:: DIRECTION ::
Pick out every line with the word "screenshot" and copy it.

:: TASK INPUTS ::
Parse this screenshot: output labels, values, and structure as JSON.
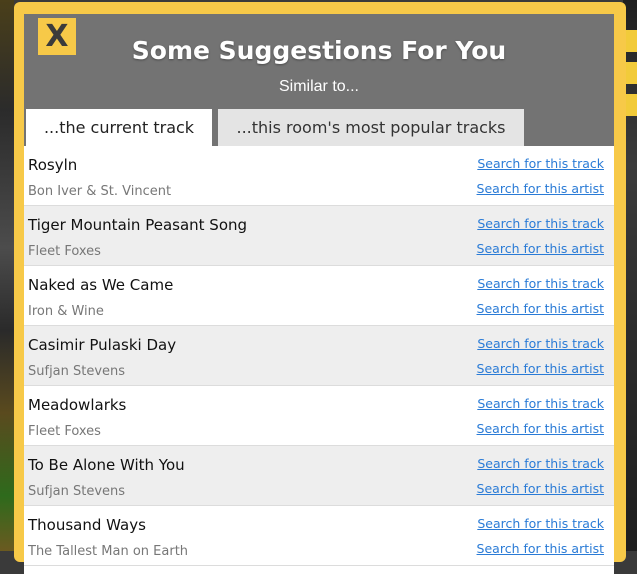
{
  "dialog": {
    "close_label": "X",
    "title": "Some Suggestions For You",
    "subtitle": "Similar to..."
  },
  "tabs": [
    {
      "label": "...the current track",
      "active": true
    },
    {
      "label": "...this room's most popular tracks",
      "active": false
    }
  ],
  "links": {
    "search_track": "Search for this track",
    "search_artist": "Search for this artist"
  },
  "suggestions": [
    {
      "track": "Rosyln",
      "artist": "Bon Iver & St. Vincent"
    },
    {
      "track": "Tiger Mountain Peasant Song",
      "artist": "Fleet Foxes"
    },
    {
      "track": "Naked as We Came",
      "artist": "Iron & Wine"
    },
    {
      "track": "Casimir Pulaski Day",
      "artist": "Sufjan Stevens"
    },
    {
      "track": "Meadowlarks",
      "artist": "Fleet Foxes"
    },
    {
      "track": "To Be Alone With You",
      "artist": "Sufjan Stevens"
    },
    {
      "track": "Thousand Ways",
      "artist": "The Tallest Man on Earth"
    }
  ],
  "colors": {
    "frame": "#f7c948",
    "header": "#737373",
    "link": "#2a7bd6"
  }
}
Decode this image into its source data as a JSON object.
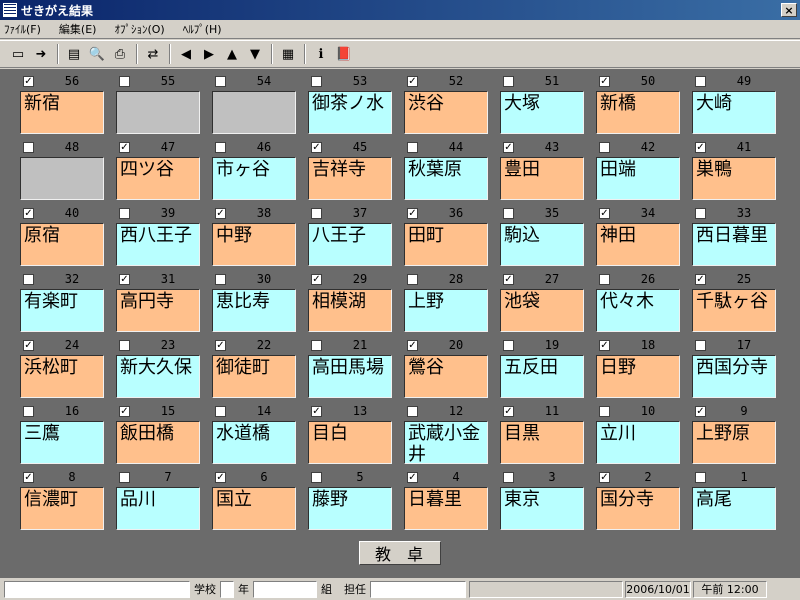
{
  "window": {
    "title": "せきがえ結果",
    "close_label": "×"
  },
  "menu": [
    {
      "id": "file",
      "label": "ﾌｧｲﾙ(F)"
    },
    {
      "id": "edit",
      "label": "編集(E)"
    },
    {
      "id": "options",
      "label": "ｵﾌﾟｼｮﾝ(O)"
    },
    {
      "id": "help",
      "label": "ﾍﾙﾌﾟ(H)"
    }
  ],
  "toolbar": {
    "buttons": [
      {
        "name": "save-icon",
        "glyph": "▭"
      },
      {
        "name": "export-icon",
        "glyph": "➜"
      },
      {
        "sep": true
      },
      {
        "name": "properties-icon",
        "glyph": "▤"
      },
      {
        "name": "print-preview-icon",
        "glyph": "🔍"
      },
      {
        "name": "print-icon",
        "glyph": "⎙"
      },
      {
        "sep": true
      },
      {
        "name": "shuffle-icon",
        "glyph": "⇄"
      },
      {
        "sep": true
      },
      {
        "name": "arrow-left-icon",
        "glyph": "◀"
      },
      {
        "name": "arrow-right-icon",
        "glyph": "▶"
      },
      {
        "name": "arrow-up-icon",
        "glyph": "▲"
      },
      {
        "name": "arrow-down-icon",
        "glyph": "▼"
      },
      {
        "sep": true
      },
      {
        "name": "settings-icon",
        "glyph": "▦"
      },
      {
        "sep": true
      },
      {
        "name": "info-icon",
        "glyph": "ℹ"
      },
      {
        "name": "book-icon",
        "glyph": "📕"
      }
    ]
  },
  "colors": {
    "orange": "#ffc08c",
    "cyan": "#b8ffff",
    "gray": "#c0c0c0",
    "background": "#6b6b6b"
  },
  "seats": [
    [
      {
        "num": "56",
        "checked": true,
        "name": "新宿",
        "color": "orange"
      },
      {
        "num": "55",
        "checked": false,
        "name": "",
        "color": "gray"
      },
      {
        "num": "54",
        "checked": false,
        "name": "",
        "color": "gray"
      },
      {
        "num": "53",
        "checked": false,
        "name": "御茶ノ水",
        "color": "cyan"
      },
      {
        "num": "52",
        "checked": true,
        "name": "渋谷",
        "color": "orange"
      },
      {
        "num": "51",
        "checked": false,
        "name": "大塚",
        "color": "cyan"
      },
      {
        "num": "50",
        "checked": true,
        "name": "新橋",
        "color": "orange"
      },
      {
        "num": "49",
        "checked": false,
        "name": "大崎",
        "color": "cyan"
      }
    ],
    [
      {
        "num": "48",
        "checked": false,
        "name": "",
        "color": "gray"
      },
      {
        "num": "47",
        "checked": true,
        "name": "四ツ谷",
        "color": "orange"
      },
      {
        "num": "46",
        "checked": false,
        "name": "市ヶ谷",
        "color": "cyan"
      },
      {
        "num": "45",
        "checked": true,
        "name": "吉祥寺",
        "color": "orange"
      },
      {
        "num": "44",
        "checked": false,
        "name": "秋葉原",
        "color": "cyan"
      },
      {
        "num": "43",
        "checked": true,
        "name": "豊田",
        "color": "orange"
      },
      {
        "num": "42",
        "checked": false,
        "name": "田端",
        "color": "cyan"
      },
      {
        "num": "41",
        "checked": true,
        "name": "巣鴨",
        "color": "orange"
      }
    ],
    [
      {
        "num": "40",
        "checked": true,
        "name": "原宿",
        "color": "orange"
      },
      {
        "num": "39",
        "checked": false,
        "name": "西八王子",
        "color": "cyan"
      },
      {
        "num": "38",
        "checked": true,
        "name": "中野",
        "color": "orange"
      },
      {
        "num": "37",
        "checked": false,
        "name": "八王子",
        "color": "cyan"
      },
      {
        "num": "36",
        "checked": true,
        "name": "田町",
        "color": "orange"
      },
      {
        "num": "35",
        "checked": false,
        "name": "駒込",
        "color": "cyan"
      },
      {
        "num": "34",
        "checked": true,
        "name": "神田",
        "color": "orange"
      },
      {
        "num": "33",
        "checked": false,
        "name": "西日暮里",
        "color": "cyan"
      }
    ],
    [
      {
        "num": "32",
        "checked": false,
        "name": "有楽町",
        "color": "cyan"
      },
      {
        "num": "31",
        "checked": true,
        "name": "高円寺",
        "color": "orange"
      },
      {
        "num": "30",
        "checked": false,
        "name": "恵比寿",
        "color": "cyan"
      },
      {
        "num": "29",
        "checked": true,
        "name": "相模湖",
        "color": "orange"
      },
      {
        "num": "28",
        "checked": false,
        "name": "上野",
        "color": "cyan"
      },
      {
        "num": "27",
        "checked": true,
        "name": "池袋",
        "color": "orange"
      },
      {
        "num": "26",
        "checked": false,
        "name": "代々木",
        "color": "cyan"
      },
      {
        "num": "25",
        "checked": true,
        "name": "千駄ヶ谷",
        "color": "orange"
      }
    ],
    [
      {
        "num": "24",
        "checked": true,
        "name": "浜松町",
        "color": "orange"
      },
      {
        "num": "23",
        "checked": false,
        "name": "新大久保",
        "color": "cyan"
      },
      {
        "num": "22",
        "checked": true,
        "name": "御徒町",
        "color": "orange"
      },
      {
        "num": "21",
        "checked": false,
        "name": "高田馬場",
        "color": "cyan"
      },
      {
        "num": "20",
        "checked": true,
        "name": "鶯谷",
        "color": "orange"
      },
      {
        "num": "19",
        "checked": false,
        "name": "五反田",
        "color": "cyan"
      },
      {
        "num": "18",
        "checked": true,
        "name": "日野",
        "color": "orange"
      },
      {
        "num": "17",
        "checked": false,
        "name": "西国分寺",
        "color": "cyan"
      }
    ],
    [
      {
        "num": "16",
        "checked": false,
        "name": "三鷹",
        "color": "cyan"
      },
      {
        "num": "15",
        "checked": true,
        "name": "飯田橋",
        "color": "orange"
      },
      {
        "num": "14",
        "checked": false,
        "name": "水道橋",
        "color": "cyan"
      },
      {
        "num": "13",
        "checked": true,
        "name": "目白",
        "color": "orange"
      },
      {
        "num": "12",
        "checked": false,
        "name": "武蔵小金井",
        "color": "cyan"
      },
      {
        "num": "11",
        "checked": true,
        "name": "目黒",
        "color": "orange"
      },
      {
        "num": "10",
        "checked": false,
        "name": "立川",
        "color": "cyan"
      },
      {
        "num": "9",
        "checked": true,
        "name": "上野原",
        "color": "orange"
      }
    ],
    [
      {
        "num": "8",
        "checked": true,
        "name": "信濃町",
        "color": "orange"
      },
      {
        "num": "7",
        "checked": false,
        "name": "品川",
        "color": "cyan"
      },
      {
        "num": "6",
        "checked": true,
        "name": "国立",
        "color": "orange"
      },
      {
        "num": "5",
        "checked": false,
        "name": "藤野",
        "color": "cyan"
      },
      {
        "num": "4",
        "checked": true,
        "name": "日暮里",
        "color": "orange"
      },
      {
        "num": "3",
        "checked": false,
        "name": "東京",
        "color": "cyan"
      },
      {
        "num": "2",
        "checked": true,
        "name": "国分寺",
        "color": "orange"
      },
      {
        "num": "1",
        "checked": false,
        "name": "高尾",
        "color": "cyan"
      }
    ]
  ],
  "desk_label": "教卓",
  "statusbar": {
    "school_label": "学校",
    "year_label": "年",
    "class_label": "組",
    "teacher_label": "担任",
    "date": "2006/10/01",
    "time": "午前 12:00"
  }
}
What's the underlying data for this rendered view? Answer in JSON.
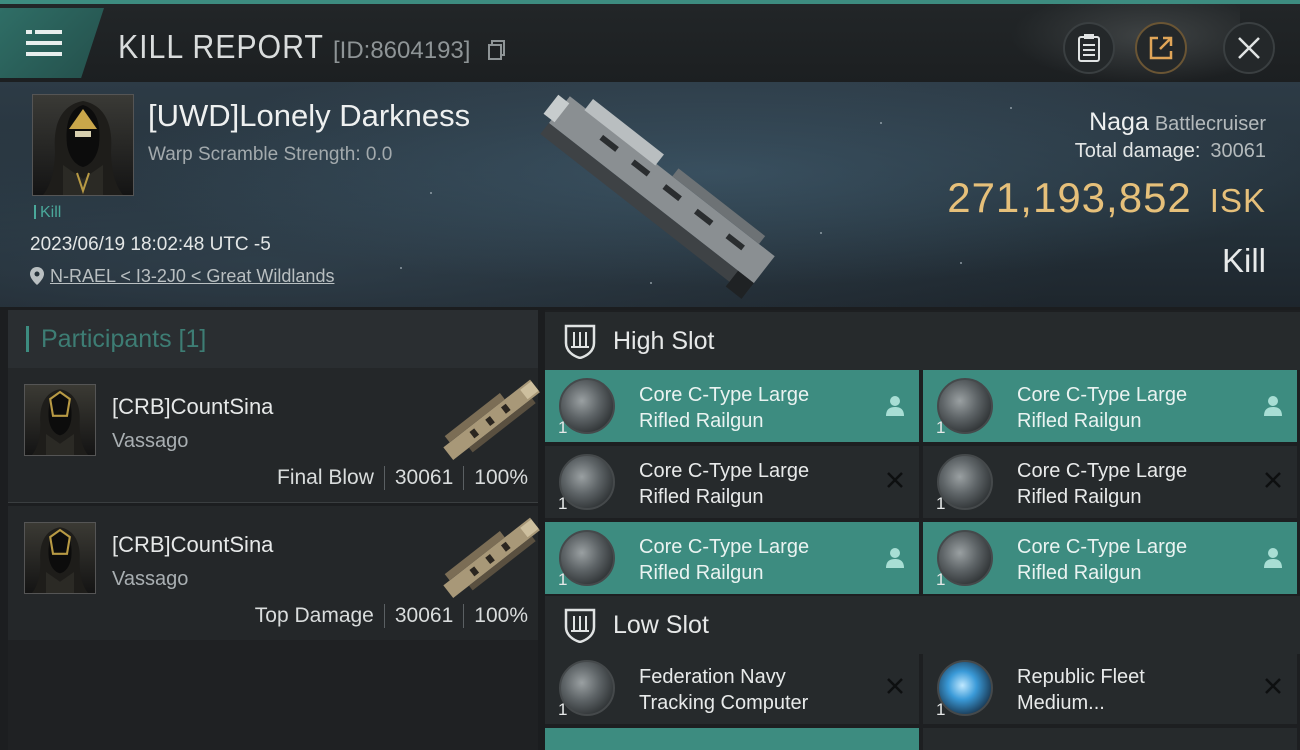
{
  "topbar": {
    "title": "KILL REPORT",
    "report_id": "[ID:8604193]",
    "buttons": [
      "menu-button",
      "clipboard-button",
      "share-button",
      "close-button"
    ]
  },
  "victim": {
    "name": "[UWD]Lonely Darkness",
    "warp_scramble": "Warp Scramble Strength: 0.0",
    "tag": "Kill",
    "datetime": "2023/06/19 18:02:48 UTC -5",
    "location": "N-RAEL < I3-2J0 < Great Wildlands",
    "ship_name": "Naga",
    "ship_class": "Battlecruiser",
    "total_damage_label": "Total damage:",
    "total_damage_value": "30061",
    "isk_value": "271,193,852",
    "isk_unit": "ISK",
    "result": "Kill"
  },
  "participants": {
    "title": "Participants [1]",
    "rows": [
      {
        "name": "[CRB]CountSina",
        "ship": "Vassago",
        "role": "Final Blow",
        "damage": "30061",
        "percent": "100%"
      },
      {
        "name": "[CRB]CountSina",
        "ship": "Vassago",
        "role": "Top Damage",
        "damage": "30061",
        "percent": "100%"
      }
    ]
  },
  "high_slot": {
    "title": "High Slot",
    "modules": [
      {
        "name_line1": "Core C-Type Large",
        "name_line2": "Rifled Railgun",
        "qty": "1",
        "status": "dropped"
      },
      {
        "name_line1": "Core C-Type Large",
        "name_line2": "Rifled Railgun",
        "qty": "1",
        "status": "dropped"
      },
      {
        "name_line1": "Core C-Type Large",
        "name_line2": "Rifled Railgun",
        "qty": "1",
        "status": "destroyed"
      },
      {
        "name_line1": "Core C-Type Large",
        "name_line2": "Rifled Railgun",
        "qty": "1",
        "status": "destroyed"
      },
      {
        "name_line1": "Core C-Type Large",
        "name_line2": "Rifled Railgun",
        "qty": "1",
        "status": "dropped"
      },
      {
        "name_line1": "Core C-Type Large",
        "name_line2": "Rifled Railgun",
        "qty": "1",
        "status": "dropped"
      }
    ]
  },
  "low_slot": {
    "title": "Low Slot",
    "modules": [
      {
        "name_line1": "Federation Navy",
        "name_line2": "Tracking Computer",
        "qty": "1",
        "status": "destroyed"
      },
      {
        "name_line1": "Republic Fleet",
        "name_line2": "Medium...",
        "qty": "1",
        "status": "destroyed"
      }
    ]
  },
  "colors": {
    "accent_teal": "#3d8c80",
    "isk_gold": "#e6c07a"
  }
}
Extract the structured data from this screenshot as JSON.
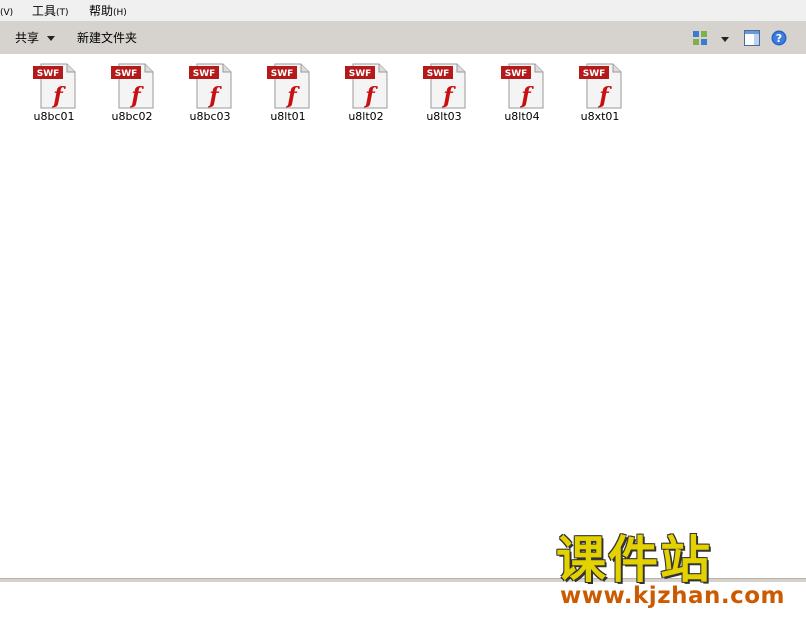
{
  "menubar": {
    "items": [
      {
        "label": "(V)"
      },
      {
        "label": "工具",
        "hotkey": "(T)"
      },
      {
        "label": "帮助",
        "hotkey": "(H)"
      }
    ]
  },
  "toolbar": {
    "share_label": "共享",
    "new_folder_label": "新建文件夹"
  },
  "files": [
    {
      "name": "u8bc01",
      "badge": "SWF",
      "glyph": "f"
    },
    {
      "name": "u8bc02",
      "badge": "SWF",
      "glyph": "f"
    },
    {
      "name": "u8bc03",
      "badge": "SWF",
      "glyph": "f"
    },
    {
      "name": "u8lt01",
      "badge": "SWF",
      "glyph": "f"
    },
    {
      "name": "u8lt02",
      "badge": "SWF",
      "glyph": "f"
    },
    {
      "name": "u8lt03",
      "badge": "SWF",
      "glyph": "f"
    },
    {
      "name": "u8lt04",
      "badge": "SWF",
      "glyph": "f"
    },
    {
      "name": "u8xt01",
      "badge": "SWF",
      "glyph": "f"
    }
  ],
  "watermark": {
    "title": "课件站",
    "url": "www.kjzhan.com"
  },
  "colors": {
    "swf_badge": "#b51a1a",
    "flash_glyph": "#c81010",
    "watermark_title": "#e3d200",
    "watermark_url": "#cc5a00"
  }
}
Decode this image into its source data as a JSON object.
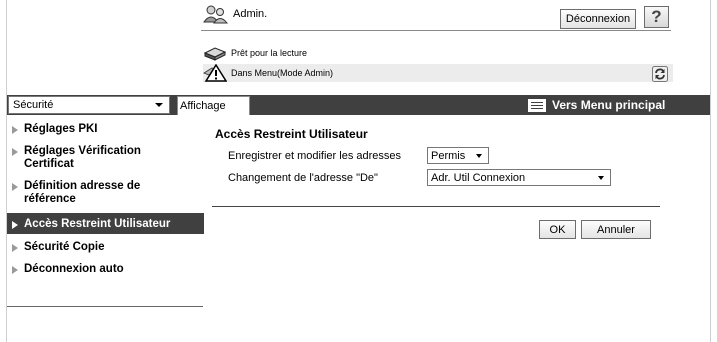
{
  "header": {
    "user_label": "Admin.",
    "logout_label": "Déconnexion",
    "help_label": "?",
    "status_ready": "Prêt pour la lecture",
    "status_mode": "Dans Menu(Mode Admin)"
  },
  "menubar": {
    "section_select": "Sécurité",
    "tab_label": "Affichage",
    "main_menu_label": "Vers Menu principal"
  },
  "sidebar": {
    "items": [
      {
        "label": "Réglages PKI",
        "active": false
      },
      {
        "label": "Réglages Vérification Certificat",
        "active": false
      },
      {
        "label": "Définition adresse de référence",
        "active": false
      },
      {
        "label": "Accès Restreint Utilisateur",
        "active": true
      },
      {
        "label": "Sécurité Copie",
        "active": false
      },
      {
        "label": "Déconnexion auto",
        "active": false
      }
    ]
  },
  "main": {
    "title": "Accès Restreint Utilisateur",
    "rows": [
      {
        "label": "Enregistrer et modifier les adresses",
        "value": "Permis"
      },
      {
        "label": "Changement de l'adresse \"De\"",
        "value": "Adr. Util Connexion"
      }
    ],
    "ok_label": "OK",
    "cancel_label": "Annuler"
  },
  "icons": {
    "user": "admin-user-icon",
    "ready": "printer-icon",
    "mode": "warning-icon",
    "refresh": "refresh-icon",
    "menu": "menu-icon"
  },
  "colors": {
    "menubar": "#404040",
    "active_item": "#404040",
    "status_bg": "#ececec"
  }
}
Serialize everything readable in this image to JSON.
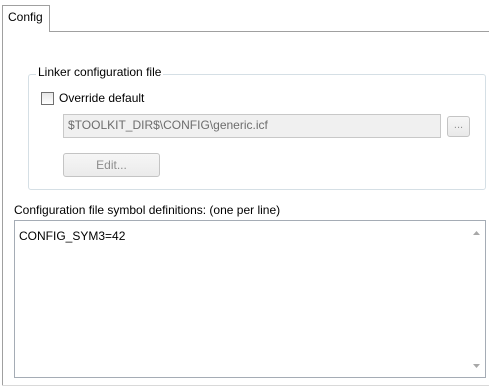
{
  "tab": {
    "label": "Config"
  },
  "linker_group": {
    "legend": "Linker configuration file",
    "override_checkbox": {
      "label": "Override default",
      "checked": false
    },
    "config_file_path": "$TOOLKIT_DIR$\\CONFIG\\generic.icf",
    "browse_label": "...",
    "edit_label": "Edit..."
  },
  "symbols": {
    "label": "Configuration file symbol definitions: (one per line)",
    "text": "CONFIG_SYM3=42"
  },
  "icons": {
    "scroll_up": "scroll-up-arrow-icon",
    "scroll_down": "scroll-down-arrow-icon"
  }
}
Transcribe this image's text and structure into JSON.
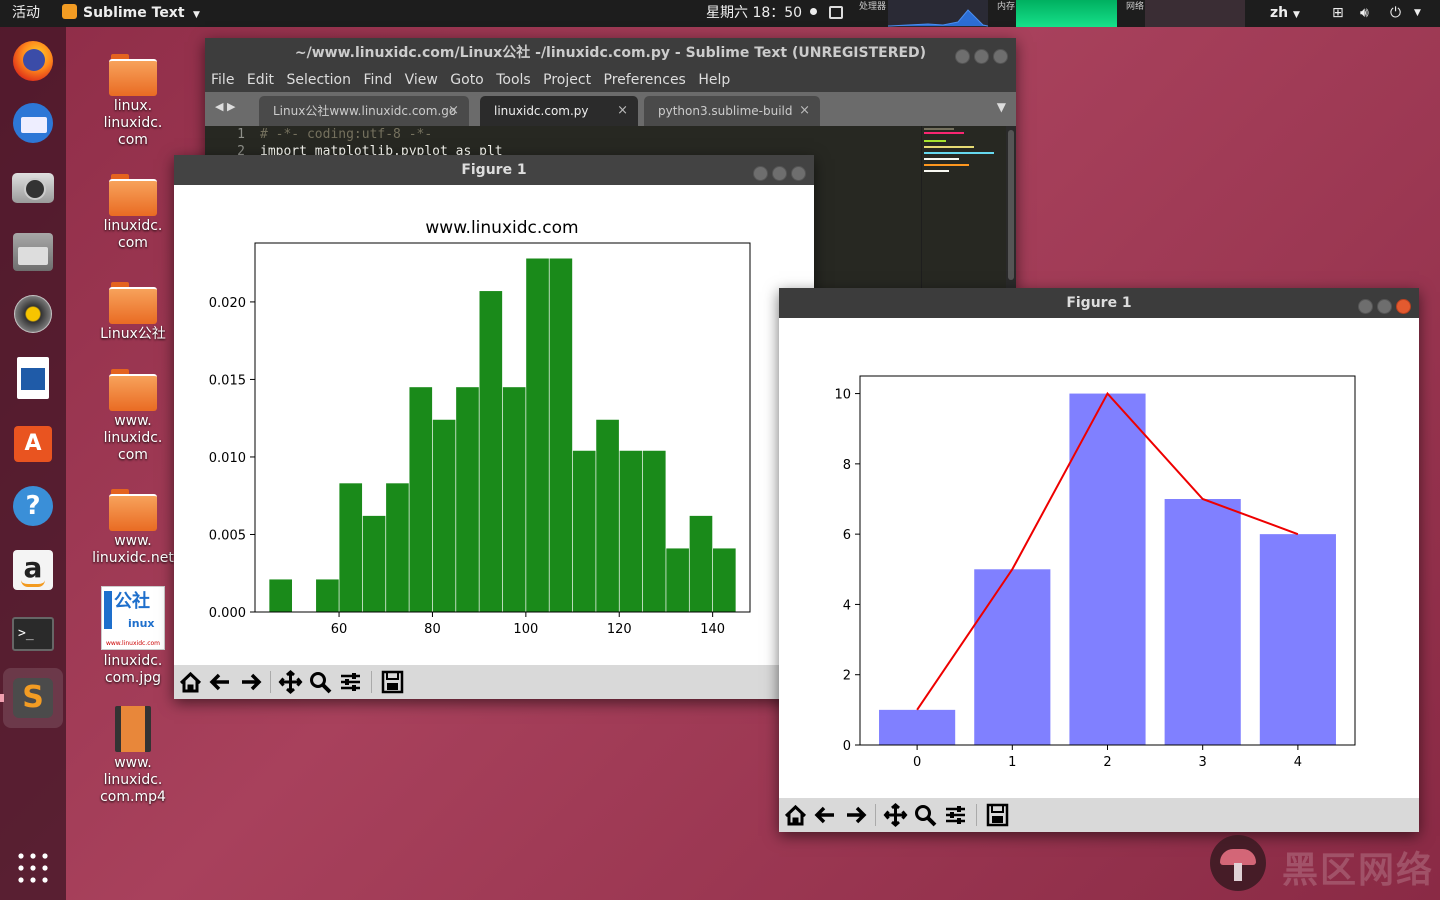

:: COMPLETE ANSWER ::
Parse this screenshot: output labels, values, and structure as JSON.
Extract the structured data from this screenshot as JSON.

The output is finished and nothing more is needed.